**WORK TO COMPLETE**
Give every entry again, word for word and in full.

**SOURCE DATA**
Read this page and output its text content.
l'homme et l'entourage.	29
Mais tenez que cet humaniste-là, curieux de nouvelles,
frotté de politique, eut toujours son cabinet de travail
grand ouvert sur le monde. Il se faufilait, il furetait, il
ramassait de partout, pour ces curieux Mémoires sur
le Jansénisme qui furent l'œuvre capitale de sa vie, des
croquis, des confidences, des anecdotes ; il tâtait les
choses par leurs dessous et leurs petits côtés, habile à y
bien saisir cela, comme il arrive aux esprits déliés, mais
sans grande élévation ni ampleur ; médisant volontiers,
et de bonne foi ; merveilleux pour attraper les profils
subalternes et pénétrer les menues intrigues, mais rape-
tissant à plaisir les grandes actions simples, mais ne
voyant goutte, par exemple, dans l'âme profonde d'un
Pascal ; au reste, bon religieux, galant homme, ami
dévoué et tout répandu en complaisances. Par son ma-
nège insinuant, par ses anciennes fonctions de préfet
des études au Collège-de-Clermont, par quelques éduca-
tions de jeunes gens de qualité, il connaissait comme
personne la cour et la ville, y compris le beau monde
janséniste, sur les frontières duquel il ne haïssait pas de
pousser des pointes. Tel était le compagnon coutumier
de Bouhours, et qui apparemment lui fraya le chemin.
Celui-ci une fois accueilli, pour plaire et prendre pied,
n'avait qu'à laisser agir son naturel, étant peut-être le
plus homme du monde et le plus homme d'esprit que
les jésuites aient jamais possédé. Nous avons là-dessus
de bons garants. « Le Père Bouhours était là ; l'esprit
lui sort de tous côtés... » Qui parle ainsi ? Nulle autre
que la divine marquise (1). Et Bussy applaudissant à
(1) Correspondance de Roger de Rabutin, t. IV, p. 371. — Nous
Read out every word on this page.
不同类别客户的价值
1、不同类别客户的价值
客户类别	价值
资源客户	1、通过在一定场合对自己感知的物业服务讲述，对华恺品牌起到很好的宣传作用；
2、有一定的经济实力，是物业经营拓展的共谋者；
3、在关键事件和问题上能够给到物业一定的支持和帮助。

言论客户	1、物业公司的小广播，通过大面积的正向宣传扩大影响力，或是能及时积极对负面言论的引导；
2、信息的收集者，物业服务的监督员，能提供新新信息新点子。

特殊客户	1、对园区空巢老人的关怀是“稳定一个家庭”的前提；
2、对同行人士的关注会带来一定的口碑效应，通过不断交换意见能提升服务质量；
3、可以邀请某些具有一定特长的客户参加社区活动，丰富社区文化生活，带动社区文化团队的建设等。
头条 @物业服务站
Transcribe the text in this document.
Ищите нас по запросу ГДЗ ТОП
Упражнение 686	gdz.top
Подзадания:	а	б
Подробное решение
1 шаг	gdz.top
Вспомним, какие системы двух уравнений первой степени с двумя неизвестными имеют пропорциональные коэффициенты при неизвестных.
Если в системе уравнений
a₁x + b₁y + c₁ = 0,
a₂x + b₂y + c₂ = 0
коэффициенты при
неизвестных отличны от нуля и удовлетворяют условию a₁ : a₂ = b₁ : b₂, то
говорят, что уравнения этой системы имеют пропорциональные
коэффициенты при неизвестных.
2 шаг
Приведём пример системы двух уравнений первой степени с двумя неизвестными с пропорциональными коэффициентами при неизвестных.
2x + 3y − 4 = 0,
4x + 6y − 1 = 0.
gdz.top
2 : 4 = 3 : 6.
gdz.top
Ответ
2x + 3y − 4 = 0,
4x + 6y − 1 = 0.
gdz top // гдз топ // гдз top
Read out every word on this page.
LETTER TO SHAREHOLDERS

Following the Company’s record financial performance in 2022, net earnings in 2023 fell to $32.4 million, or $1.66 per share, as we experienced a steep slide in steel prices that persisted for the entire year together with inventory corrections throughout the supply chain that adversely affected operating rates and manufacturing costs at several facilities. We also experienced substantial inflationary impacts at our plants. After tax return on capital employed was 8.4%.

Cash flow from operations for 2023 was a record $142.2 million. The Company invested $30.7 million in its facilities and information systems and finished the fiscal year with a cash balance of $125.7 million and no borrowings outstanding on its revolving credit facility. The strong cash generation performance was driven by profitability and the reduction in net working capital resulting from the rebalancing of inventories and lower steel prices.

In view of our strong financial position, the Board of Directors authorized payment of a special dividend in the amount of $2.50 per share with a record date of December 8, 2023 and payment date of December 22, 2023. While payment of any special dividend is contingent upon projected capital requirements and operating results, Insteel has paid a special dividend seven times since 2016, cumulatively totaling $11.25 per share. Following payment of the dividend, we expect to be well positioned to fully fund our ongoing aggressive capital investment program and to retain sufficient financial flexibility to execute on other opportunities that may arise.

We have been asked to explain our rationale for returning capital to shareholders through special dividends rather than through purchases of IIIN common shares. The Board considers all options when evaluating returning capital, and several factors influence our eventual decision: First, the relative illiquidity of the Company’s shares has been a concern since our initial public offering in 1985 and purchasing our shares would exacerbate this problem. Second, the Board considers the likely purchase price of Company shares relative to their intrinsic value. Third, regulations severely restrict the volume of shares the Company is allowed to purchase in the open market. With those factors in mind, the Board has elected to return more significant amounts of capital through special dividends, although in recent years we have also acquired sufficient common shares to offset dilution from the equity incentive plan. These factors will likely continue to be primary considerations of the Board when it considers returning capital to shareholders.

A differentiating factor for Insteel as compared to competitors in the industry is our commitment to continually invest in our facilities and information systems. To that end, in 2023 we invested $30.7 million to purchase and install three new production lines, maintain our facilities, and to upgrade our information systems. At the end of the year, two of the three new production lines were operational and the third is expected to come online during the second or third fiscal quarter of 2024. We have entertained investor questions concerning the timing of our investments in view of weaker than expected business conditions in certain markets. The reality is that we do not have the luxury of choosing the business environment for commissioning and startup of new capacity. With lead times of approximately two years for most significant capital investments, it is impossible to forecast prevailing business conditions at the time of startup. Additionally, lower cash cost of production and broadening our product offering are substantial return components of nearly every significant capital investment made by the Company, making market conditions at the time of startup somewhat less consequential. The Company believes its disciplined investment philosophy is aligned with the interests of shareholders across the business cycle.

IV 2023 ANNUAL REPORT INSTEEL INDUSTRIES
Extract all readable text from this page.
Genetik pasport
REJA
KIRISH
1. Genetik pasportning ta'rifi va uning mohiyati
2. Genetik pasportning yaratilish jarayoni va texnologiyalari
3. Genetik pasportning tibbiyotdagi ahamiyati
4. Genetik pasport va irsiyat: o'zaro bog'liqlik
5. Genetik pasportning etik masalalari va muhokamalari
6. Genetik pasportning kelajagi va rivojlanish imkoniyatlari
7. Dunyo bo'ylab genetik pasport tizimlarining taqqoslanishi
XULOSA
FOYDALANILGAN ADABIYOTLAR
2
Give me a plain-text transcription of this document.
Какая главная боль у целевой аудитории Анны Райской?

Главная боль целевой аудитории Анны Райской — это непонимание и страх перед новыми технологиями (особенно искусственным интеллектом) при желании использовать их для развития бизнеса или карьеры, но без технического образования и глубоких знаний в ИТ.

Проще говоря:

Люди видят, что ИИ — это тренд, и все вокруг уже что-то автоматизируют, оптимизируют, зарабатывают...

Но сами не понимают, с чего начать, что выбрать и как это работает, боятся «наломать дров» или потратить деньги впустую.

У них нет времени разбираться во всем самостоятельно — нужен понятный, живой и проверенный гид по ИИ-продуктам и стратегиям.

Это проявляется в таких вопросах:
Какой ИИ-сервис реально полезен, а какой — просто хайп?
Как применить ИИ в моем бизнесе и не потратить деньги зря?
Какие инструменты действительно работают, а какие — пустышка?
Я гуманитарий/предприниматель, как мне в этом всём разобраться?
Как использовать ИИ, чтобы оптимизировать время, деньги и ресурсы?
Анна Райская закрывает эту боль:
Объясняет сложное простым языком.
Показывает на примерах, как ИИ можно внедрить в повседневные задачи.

**RESPONSE**
Read this page and output its text content.
l'homme et l'entourage.	29
Mais tenez que cet humaniste-là, curieux de nouvelles,
frotté de politique, eut toujours son cabinet de travail
grand ouvert sur le monde. Il se faufilait, il furetait, il
ramassait de partout, pour ces curieux Mémoires sur
le Jansénisme qui furent l'œuvre capitale de sa vie, des
croquis, des confidences, des anecdotes ; il tâtait les
choses par leurs dessous et leurs petits côtés, habile à y
bien saisir cela, comme il arrive aux esprits déliés, mais
sans grande élévation ni ampleur ; médisant volontiers,
et de bonne foi ; merveilleux pour attraper les profils
subalternes et pénétrer les menues intrigues, mais rape-
tissant à plaisir les grandes actions simples, mais ne
voyant goutte, par exemple, dans l'âme profonde d'un
Pascal ; au reste, bon religieux, galant homme, ami
dévoué et tout répandu en complaisances. Par son ma-
nège insinuant, par ses anciennes fonctions de préfet
des études au Collège-de-Clermont, par quelques éduca-
tions de jeunes gens de qualité, il connaissait comme
personne la cour et la ville, y compris le beau monde
janséniste, sur les frontières duquel il ne haïssait pas de
pousser des pointes. Tel était le compagnon coutumier
de Bouhours, et qui apparemment lui fraya le chemin.
Celui-ci une fois accueilli, pour plaire et prendre pied,
n'avait qu'à laisser agir son naturel, étant peut-être le
plus homme du monde et le plus homme d'esprit que
les jésuites aient jamais possédé. Nous avons là-dessus
de bons garants. « Le Père Bouhours était là ; l'esprit
lui sort de tous côtés... » Qui parle ainsi ? Nulle autre
que la divine marquise (1). Et Bussy applaudissant à
(1) Correspondance de Roger de Rabutin, t. IV, p. 371. — Nous
Read out every word on this page.
不同类别客户的价值
1、不同类别客户的价值
客户类别	价值
资源客户	1、通过在一定场合对自己感知的物业服务讲述，对华恺品牌起到很好的宣传作用；
2、有一定的经济实力，是物业经营拓展的共谋者；
3、在关键事件和问题上能够给到物业一定的支持和帮助。

言论客户	1、物业公司的小广播，通过大面积的正向宣传扩大影响力，或是能及时积极对负面言论的引导；
2、信息的收集者，物业服务的监督员，能提供新新信息新点子。

特殊客户	1、对园区空巢老人的关怀是“稳定一个家庭”的前提；
2、对同行人士的关注会带来一定的口碑效应，通过不断交换意见能提升服务质量；
3、可以邀请某些具有一定特长的客户参加社区活动，丰富社区文化生活，带动社区文化团队的建设等。
头条 @物业服务站
Transcribe the text in this document.
Ищите нас по запросу ГДЗ ТОП
Упражнение 686	gdz.top
Подзадания:	а	б
Подробное решение
1 шаг	gdz.top
Вспомним, какие системы двух уравнений первой степени с двумя неизвестными имеют пропорциональные коэффициенты при неизвестных.
Если в системе уравнений
a₁x + b₁y + c₁ = 0,
a₂x + b₂y + c₂ = 0
коэффициенты при
неизвестных отличны от нуля и удовлетворяют условию a₁ : a₂ = b₁ : b₂, то
говорят, что уравнения этой системы имеют пропорциональные
коэффициенты при неизвестных.
2 шаг
Приведём пример системы двух уравнений первой степени с двумя неизвестными с пропорциональными коэффициентами при неизвестных.
2x + 3y − 4 = 0,
4x + 6y − 1 = 0.
gdz.top
2 : 4 = 3 : 6.
gdz.top
Ответ
2x + 3y − 4 = 0,
4x + 6y − 1 = 0.
gdz top // гдз топ // гдз top
Read out every word on this page.
LETTER TO SHAREHOLDERS

Following the Company’s record financial performance in 2022, net earnings in 2023 fell to $32.4 million, or $1.66 per share, as we experienced a steep slide in steel prices that persisted for the entire year together with inventory corrections throughout the supply chain that adversely affected operating rates and manufacturing costs at several facilities. We also experienced substantial inflationary impacts at our plants. After tax return on capital employed was 8.4%.

Cash flow from operations for 2023 was a record $142.2 million. The Company invested $30.7 million in its facilities and information systems and finished the fiscal year with a cash balance of $125.7 million and no borrowings outstanding on its revolving credit facility. The strong cash generation performance was driven by profitability and the reduction in net working capital resulting from the rebalancing of inventories and lower steel prices.

In view of our strong financial position, the Board of Directors authorized payment of a special dividend in the amount of $2.50 per share with a record date of December 8, 2023 and payment date of December 22, 2023. While payment of any special dividend is contingent upon projected capital requirements and operating results, Insteel has paid a special dividend seven times since 2016, cumulatively totaling $11.25 per share. Following payment of the dividend, we expect to be well positioned to fully fund our ongoing aggressive capital investment program and to retain sufficient financial flexibility to execute on other opportunities that may arise.

We have been asked to explain our rationale for returning capital to shareholders through special dividends rather than through purchases of IIIN common shares. The Board considers all options when evaluating returning capital, and several factors influence our eventual decision: First, the relative illiquidity of the Company’s shares has been a concern since our initial public offering in 1985 and purchasing our shares would exacerbate this problem. Second, the Board considers the likely purchase price of Company shares relative to their intrinsic value. Third, regulations severely restrict the volume of shares the Company is allowed to purchase in the open market. With those factors in mind, the Board has elected to return more significant amounts of capital through special dividends, although in recent years we have also acquired sufficient common shares to offset dilution from the equity incentive plan. These factors will likely continue to be primary considerations of the Board when it considers returning capital to shareholders.

A differentiating factor for Insteel as compared to competitors in the industry is our commitment to continually invest in our facilities and information systems. To that end, in 2023 we invested $30.7 million to purchase and install three new production lines, maintain our facilities, and to upgrade our information systems. At the end of the year, two of the three new production lines were operational and the third is expected to come online during the second or third fiscal quarter of 2024. We have entertained investor questions concerning the timing of our investments in view of weaker than expected business conditions in certain markets. The reality is that we do not have the luxury of choosing the business environment for commissioning and startup of new capacity. With lead times of approximately two years for most significant capital investments, it is impossible to forecast prevailing business conditions at the time of startup. Additionally, lower cash cost of production and broadening our product offering are substantial return components of nearly every significant capital investment made by the Company, making market conditions at the time of startup somewhat less consequential. The Company believes its disciplined investment philosophy is aligned with the interests of shareholders across the business cycle.

IV 2023 ANNUAL REPORT INSTEEL INDUSTRIES
Extract all readable text from this page.
Genetik pasport
REJA
KIRISH
1. Genetik pasportning ta'rifi va uning mohiyati
2. Genetik pasportning yaratilish jarayoni va texnologiyalari
3. Genetik pasportning tibbiyotdagi ahamiyati
4. Genetik pasport va irsiyat: o'zaro bog'liqlik
5. Genetik pasportning etik masalalari va muhokamalari
6. Genetik pasportning kelajagi va rivojlanish imkoniyatlari
7. Dunyo bo'ylab genetik pasport tizimlarining taqqoslanishi
XULOSA
FOYDALANILGAN ADABIYOTLAR
2
Give me a plain-text transcription of this document.
Какая главная боль у целевой аудитории Анны Райской?

Главная боль целевой аудитории Анны Райской — это непонимание и страх перед новыми технологиями (особенно искусственным интеллектом) при желании использовать их для развития бизнеса или карьеры, но без технического образования и глубоких знаний в ИТ.

Проще говоря:

Люди видят, что ИИ — это тренд, и все вокруг уже что-то автоматизируют, оптимизируют, зарабатывают...

Но сами не понимают, с чего начать, что выбрать и как это работает, боятся «наломать дров» или потратить деньги впустую.

У них нет времени разбираться во всем самостоятельно — нужен понятный, живой и проверенный гид по ИИ-продуктам и стратегиям.

Это проявляется в таких вопросах:
Какой ИИ-сервис реально полезен, а какой — просто хайп?
Как применить ИИ в моем бизнесе и не потратить деньги зря?
Какие инструменты действительно работают, а какие — пустышка?
Я гуманитарий/предприниматель, как мне в этом всём разобраться?
Как использовать ИИ, чтобы оптимизировать время, деньги и ресурсы?
Анна Райская закрывает эту боль:
Объясняет сложное простым языком.
Показывает на примерах, как ИИ можно внедрить в повседневные задачи.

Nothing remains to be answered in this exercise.